Work to do:
Quote the lines below exactly, from the one that holds "Enumerate this screenshot's" through the final line of the records, and only those.
#### Material for the task
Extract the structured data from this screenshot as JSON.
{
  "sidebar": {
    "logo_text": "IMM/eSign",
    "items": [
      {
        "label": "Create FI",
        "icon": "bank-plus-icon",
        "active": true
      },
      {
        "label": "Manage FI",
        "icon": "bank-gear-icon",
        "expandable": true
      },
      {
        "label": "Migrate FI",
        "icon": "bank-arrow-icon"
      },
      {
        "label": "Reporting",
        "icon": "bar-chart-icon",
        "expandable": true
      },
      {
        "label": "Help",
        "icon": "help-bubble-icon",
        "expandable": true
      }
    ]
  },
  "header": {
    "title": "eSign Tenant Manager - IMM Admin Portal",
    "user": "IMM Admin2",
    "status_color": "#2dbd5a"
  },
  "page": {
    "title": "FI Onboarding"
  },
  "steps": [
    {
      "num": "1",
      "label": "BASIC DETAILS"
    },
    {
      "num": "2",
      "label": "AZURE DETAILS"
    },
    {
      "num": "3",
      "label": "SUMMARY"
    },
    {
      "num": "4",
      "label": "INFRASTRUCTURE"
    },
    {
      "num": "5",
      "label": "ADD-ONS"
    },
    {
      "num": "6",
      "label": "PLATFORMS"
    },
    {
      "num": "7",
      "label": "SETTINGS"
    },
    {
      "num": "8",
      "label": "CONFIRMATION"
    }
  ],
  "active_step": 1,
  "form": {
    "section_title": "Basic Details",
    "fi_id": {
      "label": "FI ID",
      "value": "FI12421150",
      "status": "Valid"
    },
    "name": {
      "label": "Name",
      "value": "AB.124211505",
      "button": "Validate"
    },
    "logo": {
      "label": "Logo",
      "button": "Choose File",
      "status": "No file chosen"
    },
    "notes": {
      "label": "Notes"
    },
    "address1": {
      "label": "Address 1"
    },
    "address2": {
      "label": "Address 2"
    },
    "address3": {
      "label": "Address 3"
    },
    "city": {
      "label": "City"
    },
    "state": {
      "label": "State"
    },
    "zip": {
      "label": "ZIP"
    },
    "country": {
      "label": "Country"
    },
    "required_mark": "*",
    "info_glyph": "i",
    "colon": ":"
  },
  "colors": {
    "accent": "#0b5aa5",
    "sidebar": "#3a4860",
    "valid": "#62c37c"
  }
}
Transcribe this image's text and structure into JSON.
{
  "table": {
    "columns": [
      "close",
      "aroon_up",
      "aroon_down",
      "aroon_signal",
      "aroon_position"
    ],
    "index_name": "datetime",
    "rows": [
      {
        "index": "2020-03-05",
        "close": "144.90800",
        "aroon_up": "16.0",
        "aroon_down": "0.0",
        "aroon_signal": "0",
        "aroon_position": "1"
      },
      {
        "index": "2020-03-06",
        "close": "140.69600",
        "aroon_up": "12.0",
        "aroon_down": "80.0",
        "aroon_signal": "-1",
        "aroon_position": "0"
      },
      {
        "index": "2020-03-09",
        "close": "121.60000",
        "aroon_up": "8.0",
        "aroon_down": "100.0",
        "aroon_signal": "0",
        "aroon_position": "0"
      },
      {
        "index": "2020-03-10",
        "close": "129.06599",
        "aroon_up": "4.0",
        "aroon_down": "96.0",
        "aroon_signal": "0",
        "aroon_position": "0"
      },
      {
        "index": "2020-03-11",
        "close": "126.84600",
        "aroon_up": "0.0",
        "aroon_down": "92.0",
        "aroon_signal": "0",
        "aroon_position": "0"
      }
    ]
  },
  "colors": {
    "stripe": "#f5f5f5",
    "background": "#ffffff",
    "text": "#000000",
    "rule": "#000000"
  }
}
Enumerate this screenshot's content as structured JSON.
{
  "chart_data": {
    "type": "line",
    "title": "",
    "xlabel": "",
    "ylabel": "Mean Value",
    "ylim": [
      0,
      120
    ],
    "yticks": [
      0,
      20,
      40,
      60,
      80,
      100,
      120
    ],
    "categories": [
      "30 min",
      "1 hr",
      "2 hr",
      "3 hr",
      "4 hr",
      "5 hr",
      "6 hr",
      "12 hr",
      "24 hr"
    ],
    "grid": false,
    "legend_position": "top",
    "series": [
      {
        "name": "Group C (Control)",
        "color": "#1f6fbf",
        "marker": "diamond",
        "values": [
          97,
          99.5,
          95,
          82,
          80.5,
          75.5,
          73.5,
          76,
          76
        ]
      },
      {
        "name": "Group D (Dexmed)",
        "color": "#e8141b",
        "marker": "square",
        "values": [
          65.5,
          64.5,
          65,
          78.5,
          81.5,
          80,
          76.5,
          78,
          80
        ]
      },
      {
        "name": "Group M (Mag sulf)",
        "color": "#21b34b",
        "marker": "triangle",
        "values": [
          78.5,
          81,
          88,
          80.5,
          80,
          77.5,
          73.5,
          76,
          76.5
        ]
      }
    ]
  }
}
########
Solution to the problem:
Enumerate this screenshot's content as structured JSON.
{
  "chart_data": {
    "type": "line",
    "title": "",
    "xlabel": "",
    "ylabel": "Mean Value",
    "ylim": [
      0,
      120
    ],
    "yticks": [
      0,
      20,
      40,
      60,
      80,
      100,
      120
    ],
    "categories": [
      "30 min",
      "1 hr",
      "2 hr",
      "3 hr",
      "4 hr",
      "5 hr",
      "6 hr",
      "12 hr",
      "24 hr"
    ],
    "grid": false,
    "legend_position": "top",
    "series": [
      {
        "name": "Group C (Control)",
        "color": "#1f6fbf",
        "marker": "diamond",
        "values": [
          97,
          99.5,
          95,
          82,
          80.5,
          75.5,
          73.5,
          76,
          76
        ]
      },
      {
        "name": "Group D (Dexmed)",
        "color": "#e8141b",
        "marker": "square",
        "values": [
          65.5,
          64.5,
          65,
          78.5,
          81.5,
          80,
          76.5,
          78,
          80
        ]
      },
      {
        "name": "Group M (Mag sulf)",
        "color": "#21b34b",
        "marker": "triangle",
        "values": [
          78.5,
          81,
          88,
          80.5,
          80,
          77.5,
          73.5,
          76,
          76.5
        ]
      }
    ]
  }
}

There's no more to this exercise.